[START OF PROVIDED INFORMATION]

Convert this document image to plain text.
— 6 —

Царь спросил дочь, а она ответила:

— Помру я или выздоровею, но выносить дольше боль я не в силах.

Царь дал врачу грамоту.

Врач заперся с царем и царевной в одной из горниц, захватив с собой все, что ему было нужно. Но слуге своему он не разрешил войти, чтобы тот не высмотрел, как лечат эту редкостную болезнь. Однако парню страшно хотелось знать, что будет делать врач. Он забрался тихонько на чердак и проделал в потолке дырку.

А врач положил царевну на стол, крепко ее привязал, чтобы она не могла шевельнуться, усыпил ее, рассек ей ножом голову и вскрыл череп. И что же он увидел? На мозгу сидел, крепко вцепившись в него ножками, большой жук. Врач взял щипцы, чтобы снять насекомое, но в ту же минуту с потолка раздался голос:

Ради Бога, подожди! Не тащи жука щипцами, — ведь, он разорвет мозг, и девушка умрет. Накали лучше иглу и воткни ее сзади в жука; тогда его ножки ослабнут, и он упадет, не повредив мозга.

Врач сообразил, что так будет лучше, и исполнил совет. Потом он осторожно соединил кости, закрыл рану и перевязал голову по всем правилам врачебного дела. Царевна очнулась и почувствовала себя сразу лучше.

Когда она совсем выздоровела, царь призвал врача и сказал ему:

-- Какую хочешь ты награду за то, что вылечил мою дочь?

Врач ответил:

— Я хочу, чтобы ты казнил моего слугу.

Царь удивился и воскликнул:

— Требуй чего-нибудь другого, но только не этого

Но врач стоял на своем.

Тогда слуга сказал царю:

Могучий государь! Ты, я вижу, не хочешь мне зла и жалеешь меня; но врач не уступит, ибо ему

[END OF PROVIDED INFORMATION]

• _THE PROBLEM_:
Send back every record, precisely as written.

• _OUTPUT_:
Convert this document image to plain text.
— 6 —

Царь спросил дочь, а она ответила:

— Помру я или выздоровею, но выносить дольше боль я не в силах.

Царь дал врачу грамоту.

Врач заперся с царем и царевной в одной из горниц, захватив с собой все, что ему было нужно. Но слуге своему он не разрешил войти, чтобы тот не высмотрел, как лечат эту редкостную болезнь. Однако парню страшно хотелось знать, что будет делать врач. Он забрался тихонько на чердак и проделал в потолке дырку.

А врач положил царевну на стол, крепко ее привязал, чтобы она не могла шевельнуться, усыпил ее, рассек ей ножом голову и вскрыл череп. И что же он увидел? На мозгу сидел, крепко вцепившись в него ножками, большой жук. Врач взял щипцы, чтобы снять насекомое, но в ту же минуту с потолка раздался голос:

Ради Бога, подожди! Не тащи жука щипцами, — ведь, он разорвет мозг, и девушка умрет. Накали лучше иглу и воткни ее сзади в жука; тогда его ножки ослабнут, и он упадет, не повредив мозга.

Врач сообразил, что так будет лучше, и исполнил совет. Потом он осторожно соединил кости, закрыл рану и перевязал голову по всем правилам врачебного дела. Царевна очнулась и почувствовала себя сразу лучше.

Когда она совсем выздоровела, царь призвал врача и сказал ему:

-- Какую хочешь ты награду за то, что вылечил мою дочь?

Врач ответил:

— Я хочу, чтобы ты казнил моего слугу.

Царь удивился и воскликнул:

— Требуй чего-нибудь другого, но только не этого

Но врач стоял на своем.

Тогда слуга сказал царю:

Могучий государь! Ты, я вижу, не хочешь мне зла и жалеешь меня; но врач не уступит, ибо ему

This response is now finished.